* What to produce:
Do not include the pictures; repeat the rest of the data exactly.

* Exercise material:
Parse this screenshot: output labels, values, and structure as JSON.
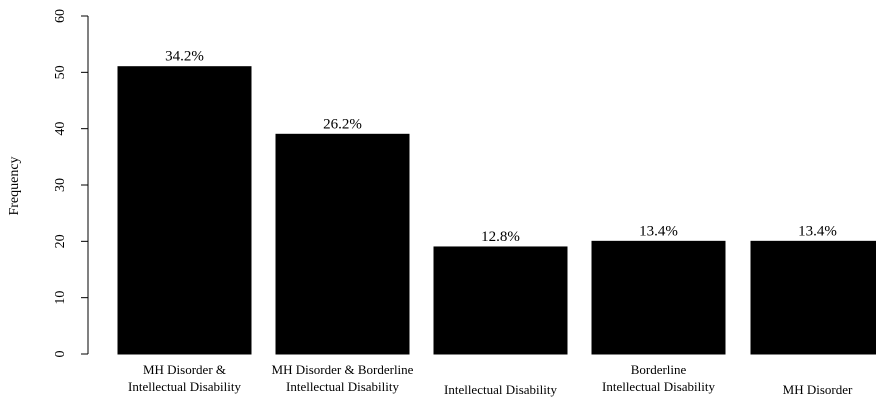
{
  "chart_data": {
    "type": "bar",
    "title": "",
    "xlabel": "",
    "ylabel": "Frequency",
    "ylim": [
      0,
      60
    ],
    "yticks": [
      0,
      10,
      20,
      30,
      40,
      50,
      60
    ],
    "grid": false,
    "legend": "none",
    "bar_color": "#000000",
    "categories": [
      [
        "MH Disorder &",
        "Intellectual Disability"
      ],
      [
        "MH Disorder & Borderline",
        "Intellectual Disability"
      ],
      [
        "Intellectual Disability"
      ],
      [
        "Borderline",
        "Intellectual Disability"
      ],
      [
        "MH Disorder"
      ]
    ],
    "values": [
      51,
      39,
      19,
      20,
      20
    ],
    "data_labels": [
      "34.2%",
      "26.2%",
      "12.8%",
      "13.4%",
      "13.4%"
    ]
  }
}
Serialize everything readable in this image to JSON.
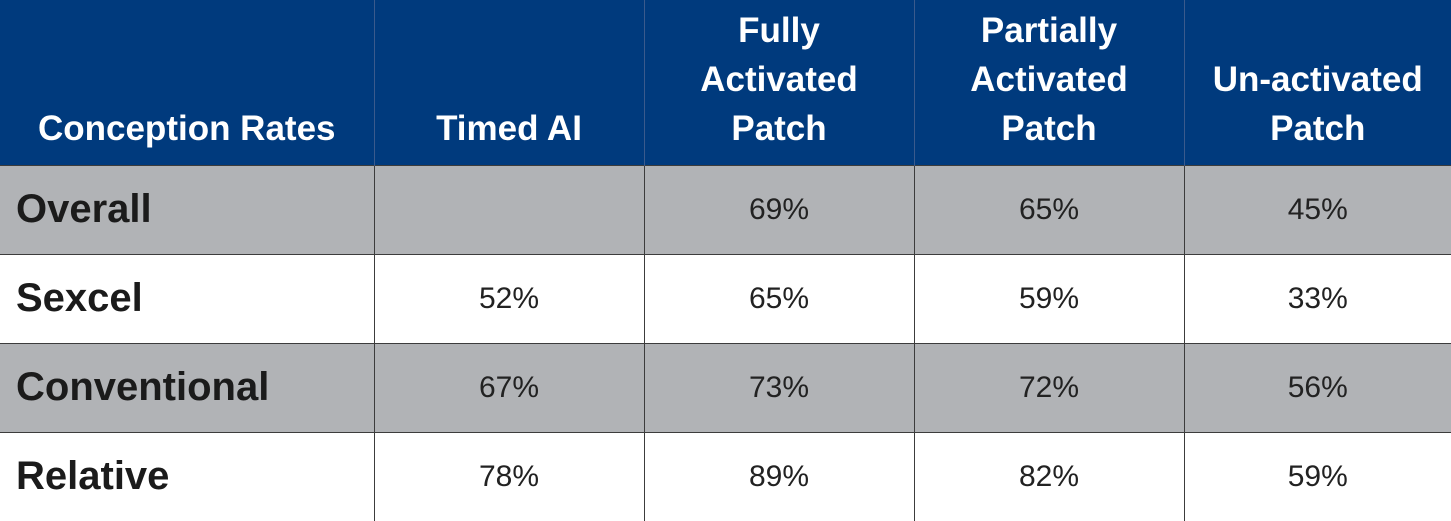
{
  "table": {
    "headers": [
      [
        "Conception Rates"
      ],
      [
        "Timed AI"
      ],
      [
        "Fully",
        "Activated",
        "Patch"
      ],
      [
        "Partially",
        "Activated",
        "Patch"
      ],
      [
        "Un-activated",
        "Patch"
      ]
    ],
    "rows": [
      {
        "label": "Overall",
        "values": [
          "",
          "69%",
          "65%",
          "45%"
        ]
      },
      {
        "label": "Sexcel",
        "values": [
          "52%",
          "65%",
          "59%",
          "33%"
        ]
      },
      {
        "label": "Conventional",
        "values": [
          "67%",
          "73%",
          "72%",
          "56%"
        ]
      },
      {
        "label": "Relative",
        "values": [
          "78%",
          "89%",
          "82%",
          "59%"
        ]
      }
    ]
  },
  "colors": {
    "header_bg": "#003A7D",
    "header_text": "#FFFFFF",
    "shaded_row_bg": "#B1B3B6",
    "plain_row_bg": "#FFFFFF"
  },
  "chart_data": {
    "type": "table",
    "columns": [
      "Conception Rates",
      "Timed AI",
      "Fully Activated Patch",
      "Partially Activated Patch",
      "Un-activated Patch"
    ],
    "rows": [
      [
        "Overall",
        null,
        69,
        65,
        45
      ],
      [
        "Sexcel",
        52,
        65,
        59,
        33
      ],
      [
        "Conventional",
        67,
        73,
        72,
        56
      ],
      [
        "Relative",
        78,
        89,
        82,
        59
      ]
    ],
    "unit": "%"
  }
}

* Task result:
Parse this screenshot: output labels, values, and structure as JSON.
{
  "chart_data": {
    "type": "bar",
    "title": "",
    "xlabel": "",
    "ylabel": "Frequency",
    "ylim": [
      0,
      60
    ],
    "yticks": [
      0,
      10,
      20,
      30,
      40,
      50,
      60
    ],
    "grid": false,
    "legend": "none",
    "bar_color": "#000000",
    "categories": [
      [
        "MH Disorder &",
        "Intellectual Disability"
      ],
      [
        "MH Disorder & Borderline",
        "Intellectual Disability"
      ],
      [
        "Intellectual Disability"
      ],
      [
        "Borderline",
        "Intellectual Disability"
      ],
      [
        "MH Disorder"
      ]
    ],
    "values": [
      51,
      39,
      19,
      20,
      20
    ],
    "data_labels": [
      "34.2%",
      "26.2%",
      "12.8%",
      "13.4%",
      "13.4%"
    ]
  }
}
Serialize everything readable in this image to JSON.
{
  "table": {
    "headers": [
      [
        "Conception Rates"
      ],
      [
        "Timed AI"
      ],
      [
        "Fully",
        "Activated",
        "Patch"
      ],
      [
        "Partially",
        "Activated",
        "Patch"
      ],
      [
        "Un-activated",
        "Patch"
      ]
    ],
    "rows": [
      {
        "label": "Overall",
        "values": [
          "",
          "69%",
          "65%",
          "45%"
        ]
      },
      {
        "label": "Sexcel",
        "values": [
          "52%",
          "65%",
          "59%",
          "33%"
        ]
      },
      {
        "label": "Conventional",
        "values": [
          "67%",
          "73%",
          "72%",
          "56%"
        ]
      },
      {
        "label": "Relative",
        "values": [
          "78%",
          "89%",
          "82%",
          "59%"
        ]
      }
    ]
  },
  "colors": {
    "header_bg": "#003A7D",
    "header_text": "#FFFFFF",
    "shaded_row_bg": "#B1B3B6",
    "plain_row_bg": "#FFFFFF"
  },
  "chart_data": {
    "type": "table",
    "columns": [
      "Conception Rates",
      "Timed AI",
      "Fully Activated Patch",
      "Partially Activated Patch",
      "Un-activated Patch"
    ],
    "rows": [
      [
        "Overall",
        null,
        69,
        65,
        45
      ],
      [
        "Sexcel",
        52,
        65,
        59,
        33
      ],
      [
        "Conventional",
        67,
        73,
        72,
        56
      ],
      [
        "Relative",
        78,
        89,
        82,
        59
      ]
    ],
    "unit": "%"
  }
}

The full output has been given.